Part of a data file
— begin —

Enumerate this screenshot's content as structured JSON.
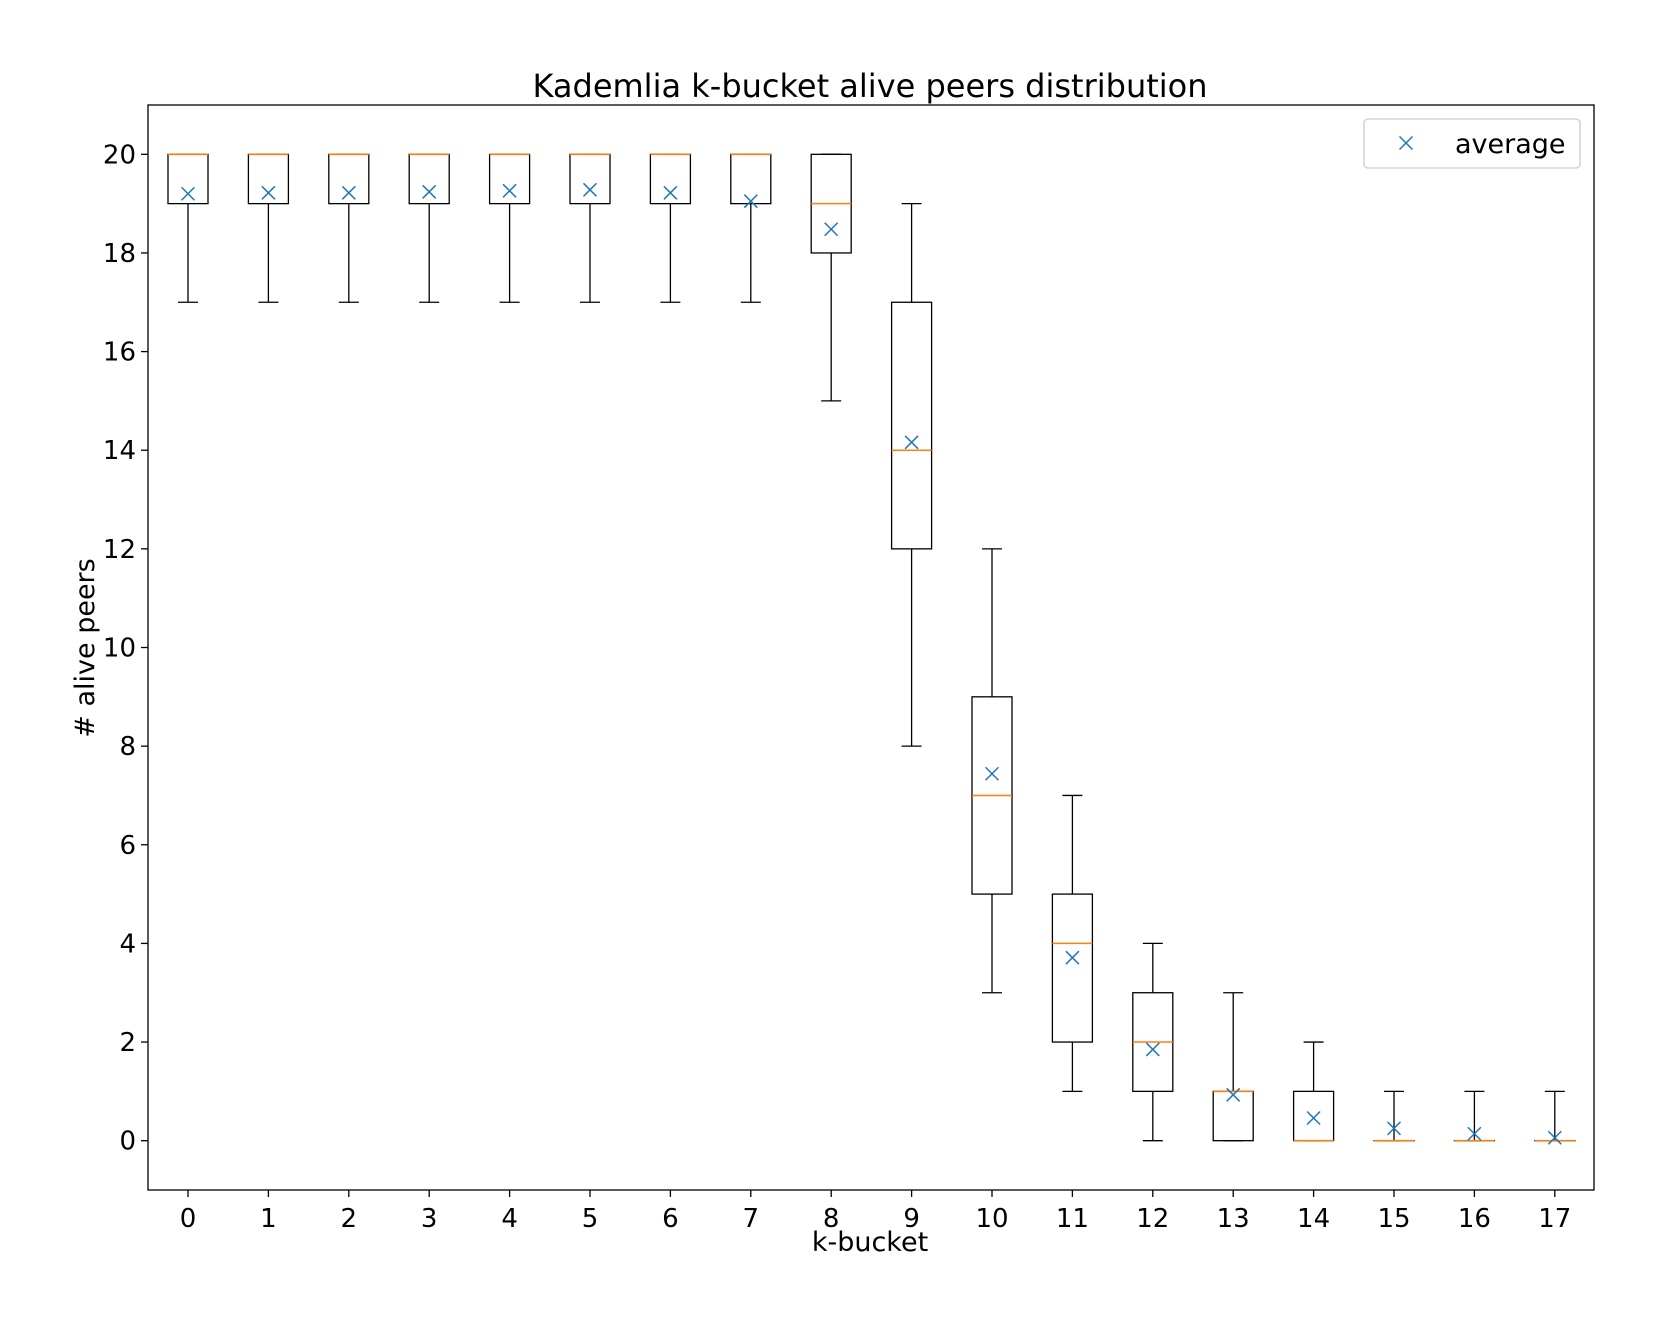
{
  "chart_data": {
    "type": "box",
    "title": "Kademlia k-bucket alive peers distribution",
    "xlabel": "k-bucket",
    "ylabel": "# alive peers",
    "ylim": [
      -1,
      21
    ],
    "yticks": [
      0,
      2,
      4,
      6,
      8,
      10,
      12,
      14,
      16,
      18,
      20
    ],
    "grid": false,
    "legend": {
      "position": "top-right",
      "entries": [
        {
          "label": "average",
          "marker": "x"
        }
      ]
    },
    "colors": {
      "box": "#000000",
      "median": "#ff7f0e",
      "mean_marker": "#1f77b4"
    },
    "categories": [
      "0",
      "1",
      "2",
      "3",
      "4",
      "5",
      "6",
      "7",
      "8",
      "9",
      "10",
      "11",
      "12",
      "13",
      "14",
      "15",
      "16",
      "17"
    ],
    "boxes": [
      {
        "whisker_low": 17,
        "q1": 19,
        "median": 20,
        "q3": 20,
        "whisker_high": 20,
        "mean": 19.2
      },
      {
        "whisker_low": 17,
        "q1": 19,
        "median": 20,
        "q3": 20,
        "whisker_high": 20,
        "mean": 19.22
      },
      {
        "whisker_low": 17,
        "q1": 19,
        "median": 20,
        "q3": 20,
        "whisker_high": 20,
        "mean": 19.22
      },
      {
        "whisker_low": 17,
        "q1": 19,
        "median": 20,
        "q3": 20,
        "whisker_high": 20,
        "mean": 19.24
      },
      {
        "whisker_low": 17,
        "q1": 19,
        "median": 20,
        "q3": 20,
        "whisker_high": 20,
        "mean": 19.26
      },
      {
        "whisker_low": 17,
        "q1": 19,
        "median": 20,
        "q3": 20,
        "whisker_high": 20,
        "mean": 19.28
      },
      {
        "whisker_low": 17,
        "q1": 19,
        "median": 20,
        "q3": 20,
        "whisker_high": 20,
        "mean": 19.22
      },
      {
        "whisker_low": 17,
        "q1": 19,
        "median": 20,
        "q3": 20,
        "whisker_high": 20,
        "mean": 19.05
      },
      {
        "whisker_low": 15,
        "q1": 18,
        "median": 19,
        "q3": 20,
        "whisker_high": 20,
        "mean": 18.48
      },
      {
        "whisker_low": 8,
        "q1": 12,
        "median": 14,
        "q3": 17,
        "whisker_high": 19,
        "mean": 14.16
      },
      {
        "whisker_low": 3,
        "q1": 5,
        "median": 7,
        "q3": 9,
        "whisker_high": 12,
        "mean": 7.44
      },
      {
        "whisker_low": 1,
        "q1": 2,
        "median": 4,
        "q3": 5,
        "whisker_high": 7,
        "mean": 3.71
      },
      {
        "whisker_low": 0,
        "q1": 1,
        "median": 2,
        "q3": 3,
        "whisker_high": 4,
        "mean": 1.85
      },
      {
        "whisker_low": 0,
        "q1": 0,
        "median": 1,
        "q3": 1,
        "whisker_high": 3,
        "mean": 0.93
      },
      {
        "whisker_low": 0,
        "q1": 0,
        "median": 0,
        "q3": 1,
        "whisker_high": 2,
        "mean": 0.46
      },
      {
        "whisker_low": 0,
        "q1": 0,
        "median": 0,
        "q3": 0,
        "whisker_high": 1,
        "mean": 0.25
      },
      {
        "whisker_low": 0,
        "q1": 0,
        "median": 0,
        "q3": 0,
        "whisker_high": 1,
        "mean": 0.14
      },
      {
        "whisker_low": 0,
        "q1": 0,
        "median": 0,
        "q3": 0,
        "whisker_high": 1,
        "mean": 0.06
      }
    ]
  }
}
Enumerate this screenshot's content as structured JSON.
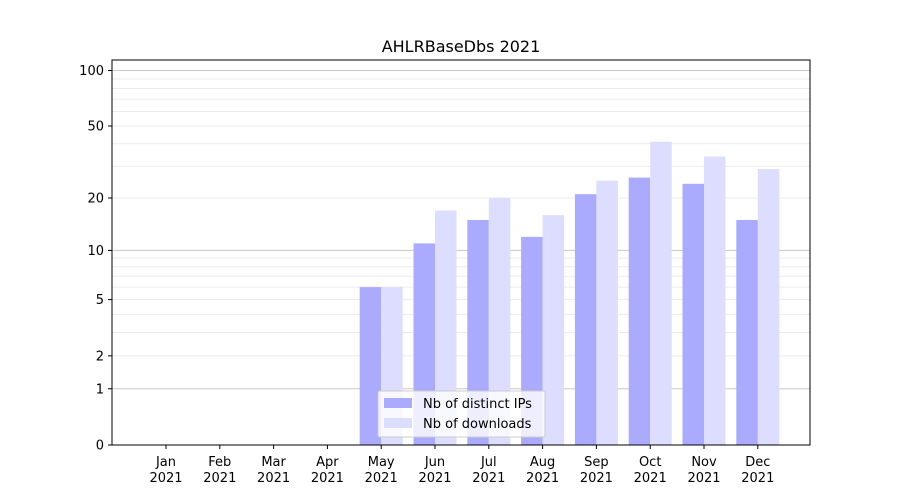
{
  "chart_data": {
    "type": "bar",
    "title": "AHLRBaseDbs 2021",
    "xlabel": "",
    "ylabel": "",
    "yscale": "log10(1+y)",
    "ylim": [
      0,
      114
    ],
    "yticks": [
      0,
      1,
      2,
      5,
      10,
      20,
      50,
      100
    ],
    "grid": true,
    "legend_position": "bottom-center",
    "categories": [
      "Jan\n2021",
      "Feb\n2021",
      "Mar\n2021",
      "Apr\n2021",
      "May\n2021",
      "Jun\n2021",
      "Jul\n2021",
      "Aug\n2021",
      "Sep\n2021",
      "Oct\n2021",
      "Nov\n2021",
      "Dec\n2021"
    ],
    "series": [
      {
        "name": "Nb of distinct IPs",
        "color": "#aaaaff",
        "values": [
          0,
          0,
          0,
          0,
          6,
          11,
          15,
          12,
          21,
          26,
          24,
          15
        ]
      },
      {
        "name": "Nb of downloads",
        "color": "#ddddff",
        "values": [
          0,
          0,
          0,
          0,
          6,
          17,
          20,
          16,
          25,
          41,
          34,
          29
        ]
      }
    ]
  }
}
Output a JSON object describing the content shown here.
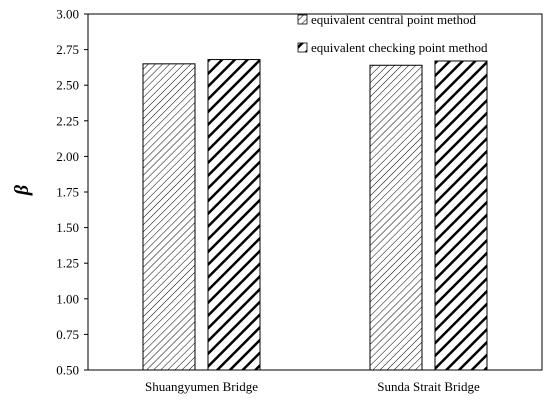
{
  "chart_data": {
    "type": "bar",
    "categories": [
      "Shuangyumen Bridge",
      "Sunda Strait Bridge"
    ],
    "series": [
      {
        "name": "equivalent central point method",
        "values": [
          2.65,
          2.64
        ],
        "pattern": "fine-diagonal-hatch"
      },
      {
        "name": "equivalent checking point method",
        "values": [
          2.68,
          2.67
        ],
        "pattern": "bold-diagonal-stripes"
      }
    ],
    "ylabel": "β",
    "xlabel": "",
    "ylim": [
      0.5,
      3.0
    ],
    "yticks": [
      "0.50",
      "0.75",
      "1.00",
      "1.25",
      "1.50",
      "1.75",
      "2.00",
      "2.25",
      "2.50",
      "2.75",
      "3.00"
    ],
    "grid": false,
    "legend_position": "top-right",
    "colors": {
      "bar_fill": "#ffffff",
      "stroke": "#000000"
    }
  }
}
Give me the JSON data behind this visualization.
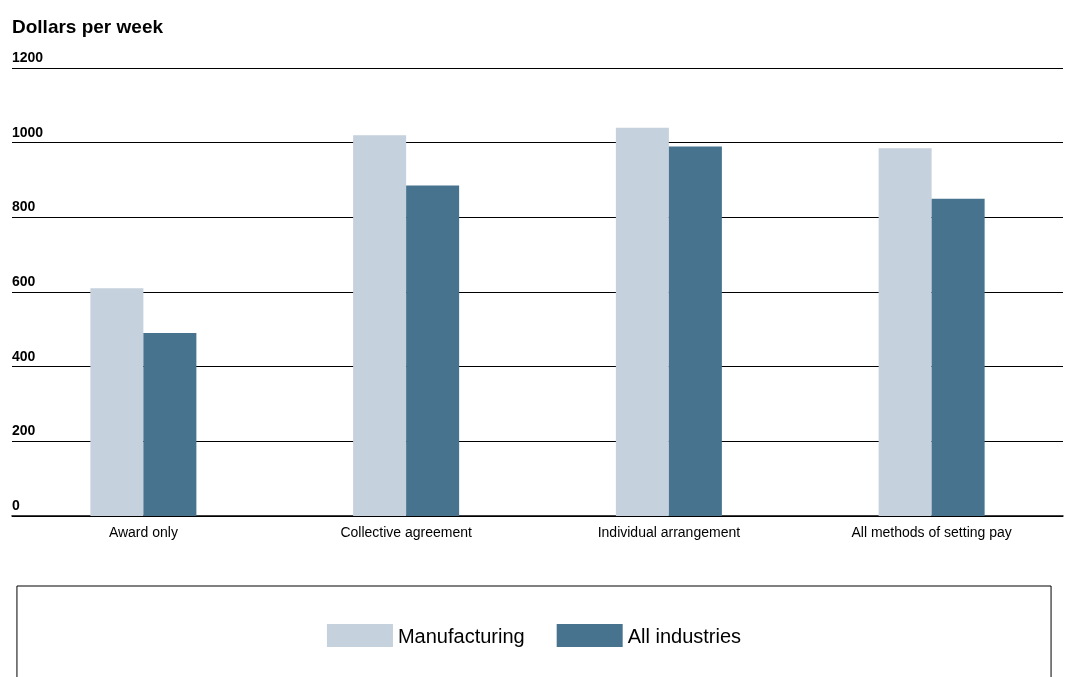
{
  "chart_data": {
    "type": "bar",
    "ylabel": "Dollars per week",
    "categories": [
      "Award only",
      "Collective agreement",
      "Individual arrangement",
      "All methods of setting pay"
    ],
    "series": [
      {
        "name": "Manufacturing",
        "color": "#c5d1dc",
        "values": [
          610,
          1020,
          1040,
          985
        ]
      },
      {
        "name": "All industries",
        "color": "#47738f",
        "values": [
          490,
          885,
          990,
          850
        ]
      }
    ],
    "ylim": [
      0,
      1200
    ],
    "yticks": [
      0,
      200,
      400,
      600,
      800,
      1000,
      1200
    ],
    "grid": "y",
    "legend": "bottom"
  }
}
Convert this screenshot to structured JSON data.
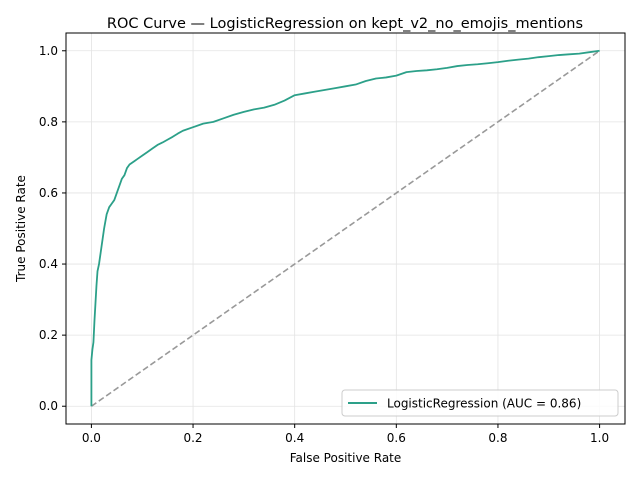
{
  "chart_data": {
    "type": "line",
    "title": "ROC Curve — LogisticRegression on kept_v2_no_emojis_mentions",
    "xlabel": "False Positive Rate",
    "ylabel": "True Positive Rate",
    "xlim": [
      -0.05,
      1.05
    ],
    "ylim": [
      -0.05,
      1.05
    ],
    "xticks": [
      0.0,
      0.2,
      0.4,
      0.6,
      0.8,
      1.0
    ],
    "yticks": [
      0.0,
      0.2,
      0.4,
      0.6,
      0.8,
      1.0
    ],
    "xtick_labels": [
      "0.0",
      "0.2",
      "0.4",
      "0.6",
      "0.8",
      "1.0"
    ],
    "ytick_labels": [
      "0.0",
      "0.2",
      "0.4",
      "0.6",
      "0.8",
      "1.0"
    ],
    "grid": true,
    "legend_position": "lower-right",
    "series": [
      {
        "name": "LogisticRegression (AUC = 0.86)",
        "color": "#2ca089",
        "style": "solid",
        "x": [
          0.0,
          0.0,
          0.002,
          0.004,
          0.006,
          0.008,
          0.01,
          0.012,
          0.015,
          0.02,
          0.022,
          0.025,
          0.03,
          0.035,
          0.04,
          0.045,
          0.05,
          0.055,
          0.06,
          0.065,
          0.07,
          0.075,
          0.08,
          0.085,
          0.09,
          0.1,
          0.11,
          0.12,
          0.13,
          0.14,
          0.15,
          0.16,
          0.17,
          0.18,
          0.2,
          0.22,
          0.24,
          0.26,
          0.28,
          0.3,
          0.32,
          0.34,
          0.36,
          0.38,
          0.4,
          0.42,
          0.44,
          0.46,
          0.48,
          0.5,
          0.52,
          0.54,
          0.56,
          0.58,
          0.6,
          0.62,
          0.64,
          0.66,
          0.68,
          0.7,
          0.72,
          0.74,
          0.76,
          0.78,
          0.8,
          0.82,
          0.84,
          0.86,
          0.88,
          0.9,
          0.92,
          0.94,
          0.96,
          0.98,
          1.0
        ],
        "y": [
          0.0,
          0.13,
          0.16,
          0.18,
          0.24,
          0.29,
          0.34,
          0.38,
          0.4,
          0.45,
          0.47,
          0.5,
          0.54,
          0.56,
          0.57,
          0.58,
          0.6,
          0.62,
          0.64,
          0.65,
          0.67,
          0.68,
          0.685,
          0.69,
          0.695,
          0.705,
          0.715,
          0.725,
          0.735,
          0.742,
          0.75,
          0.758,
          0.767,
          0.775,
          0.785,
          0.795,
          0.8,
          0.81,
          0.82,
          0.828,
          0.835,
          0.84,
          0.848,
          0.86,
          0.875,
          0.88,
          0.885,
          0.89,
          0.895,
          0.9,
          0.905,
          0.915,
          0.922,
          0.925,
          0.93,
          0.94,
          0.943,
          0.945,
          0.948,
          0.952,
          0.957,
          0.96,
          0.962,
          0.965,
          0.968,
          0.972,
          0.975,
          0.978,
          0.982,
          0.985,
          0.988,
          0.99,
          0.992,
          0.996,
          1.0
        ]
      },
      {
        "name": "",
        "color": "#999999",
        "style": "dashed",
        "x": [
          0.0,
          1.0
        ],
        "y": [
          0.0,
          1.0
        ]
      }
    ]
  }
}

— end —

# Aim of the task
Which lines contain "LogisticRegression"? Copy each of them.

# Exercise solution
    "title": "ROC Curve — LogisticRegression on kept_v2_no_emojis_mentions",
        "name": "LogisticRegression (AUC = 0.86)",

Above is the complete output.